* Stated exercise
In the passage about the JOBS Act, what does the act say offers and sales exempt under Rule 506 of Regulation D shall not be considered, even when general solicitation and general advertising are used?

* Excerpt
This week, President Obama is expected to sign into law the Jumpstart Our Business Startups Act (the "JOBS Act"), which combines several bills that were introduced last year with the aim of reducing the costs of going public for private companies and facilitating increased capital formation. While the JOBS Act focuses primarily on easing restrictions for small companies seeking to raise capital and go public, it also modifies certain rules that affect private funds and their managers, primarily by loosening the marketing restrictions of Regulation D under the Securities Act of 1933, as amended (the "Securities Act").
Changes to Regulation D Private Placement Safe Harbor
The JOBS Act amends the Securities Act to provide that offers and sales exempt from registration under Rule 506 of Regulation D shall not be considered public offerings even if general solicitation and general advertising are used to conduct the offerings1. Rule 506 is a safe harbor exemption from Securities Act registration for non-public or private offerings of securities primarily to persons who are "accredited investors" under the Securities Act2, and is commonly relied upon by private funds to raise capital. In addition, funds that offer and sell their interests pursuant to Rule 506 satisfy one of the conditions necessary for them to qualify for an exclusion from the definition of "investment company" under Section 3(c)(1) or 3(c)(7) of the Investment Company Act of 1940, as amended (the "Investment Company Act"), which in turn enables the funds to avoid registering as investment companies with the Securities and Exchange Commission ("SEC")3.

Data items:
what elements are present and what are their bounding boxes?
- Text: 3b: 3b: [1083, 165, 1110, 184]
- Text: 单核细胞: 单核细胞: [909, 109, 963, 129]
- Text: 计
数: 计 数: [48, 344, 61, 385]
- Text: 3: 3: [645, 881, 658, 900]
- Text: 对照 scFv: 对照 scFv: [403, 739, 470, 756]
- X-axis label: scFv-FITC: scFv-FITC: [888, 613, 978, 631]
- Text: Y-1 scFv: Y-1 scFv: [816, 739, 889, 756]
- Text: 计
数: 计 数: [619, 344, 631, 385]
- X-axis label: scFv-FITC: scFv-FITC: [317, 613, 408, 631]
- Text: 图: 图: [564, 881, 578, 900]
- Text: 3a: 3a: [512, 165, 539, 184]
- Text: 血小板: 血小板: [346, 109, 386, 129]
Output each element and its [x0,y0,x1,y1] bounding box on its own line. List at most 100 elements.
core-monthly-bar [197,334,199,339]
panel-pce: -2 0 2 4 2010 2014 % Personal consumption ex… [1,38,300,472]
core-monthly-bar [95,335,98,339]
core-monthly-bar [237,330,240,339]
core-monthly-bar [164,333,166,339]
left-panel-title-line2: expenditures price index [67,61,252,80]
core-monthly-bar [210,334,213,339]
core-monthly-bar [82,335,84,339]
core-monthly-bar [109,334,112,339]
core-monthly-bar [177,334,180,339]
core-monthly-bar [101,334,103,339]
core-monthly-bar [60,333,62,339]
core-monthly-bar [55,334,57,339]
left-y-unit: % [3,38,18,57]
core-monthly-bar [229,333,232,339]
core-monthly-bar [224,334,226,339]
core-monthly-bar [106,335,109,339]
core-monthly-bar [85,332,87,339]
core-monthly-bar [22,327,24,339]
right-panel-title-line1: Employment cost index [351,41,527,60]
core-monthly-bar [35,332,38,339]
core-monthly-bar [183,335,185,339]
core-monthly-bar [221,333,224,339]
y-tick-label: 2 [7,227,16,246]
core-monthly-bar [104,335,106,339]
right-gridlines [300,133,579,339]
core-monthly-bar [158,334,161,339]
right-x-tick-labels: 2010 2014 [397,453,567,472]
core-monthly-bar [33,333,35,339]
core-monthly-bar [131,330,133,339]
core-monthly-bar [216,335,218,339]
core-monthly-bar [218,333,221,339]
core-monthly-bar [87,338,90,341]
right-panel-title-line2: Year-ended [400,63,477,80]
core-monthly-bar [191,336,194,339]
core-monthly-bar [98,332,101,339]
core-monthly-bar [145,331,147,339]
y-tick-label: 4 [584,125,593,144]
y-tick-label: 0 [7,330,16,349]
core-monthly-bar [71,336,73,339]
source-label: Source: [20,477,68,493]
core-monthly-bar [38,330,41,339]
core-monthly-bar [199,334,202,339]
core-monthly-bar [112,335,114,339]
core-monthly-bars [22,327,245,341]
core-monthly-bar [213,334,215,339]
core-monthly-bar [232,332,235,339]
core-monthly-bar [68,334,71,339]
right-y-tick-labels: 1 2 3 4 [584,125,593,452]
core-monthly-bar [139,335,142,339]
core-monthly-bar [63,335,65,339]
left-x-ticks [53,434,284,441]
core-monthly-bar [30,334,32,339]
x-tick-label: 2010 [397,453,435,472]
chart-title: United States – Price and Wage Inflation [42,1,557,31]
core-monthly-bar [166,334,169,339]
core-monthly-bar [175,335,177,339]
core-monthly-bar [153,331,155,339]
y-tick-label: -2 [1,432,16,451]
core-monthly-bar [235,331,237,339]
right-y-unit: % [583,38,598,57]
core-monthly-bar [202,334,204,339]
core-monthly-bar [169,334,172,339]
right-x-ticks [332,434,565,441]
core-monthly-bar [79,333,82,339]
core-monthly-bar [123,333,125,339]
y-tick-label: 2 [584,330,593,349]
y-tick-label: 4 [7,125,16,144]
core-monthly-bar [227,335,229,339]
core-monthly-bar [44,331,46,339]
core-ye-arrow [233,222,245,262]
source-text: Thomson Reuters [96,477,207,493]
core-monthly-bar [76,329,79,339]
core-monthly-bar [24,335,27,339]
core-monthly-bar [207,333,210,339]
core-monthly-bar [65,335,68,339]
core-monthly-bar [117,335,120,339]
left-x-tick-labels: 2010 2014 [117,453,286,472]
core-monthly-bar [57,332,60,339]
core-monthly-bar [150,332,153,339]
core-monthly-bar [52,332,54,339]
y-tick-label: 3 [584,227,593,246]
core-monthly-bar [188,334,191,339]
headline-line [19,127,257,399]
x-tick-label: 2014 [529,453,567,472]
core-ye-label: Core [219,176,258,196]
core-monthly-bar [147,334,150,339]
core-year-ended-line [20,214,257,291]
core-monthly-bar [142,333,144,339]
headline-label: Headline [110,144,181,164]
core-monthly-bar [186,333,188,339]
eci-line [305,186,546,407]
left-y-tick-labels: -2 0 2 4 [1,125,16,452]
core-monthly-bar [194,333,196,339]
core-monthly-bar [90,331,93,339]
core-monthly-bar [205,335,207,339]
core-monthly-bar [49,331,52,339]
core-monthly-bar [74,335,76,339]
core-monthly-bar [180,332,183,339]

* Exercise answer
Public offerings.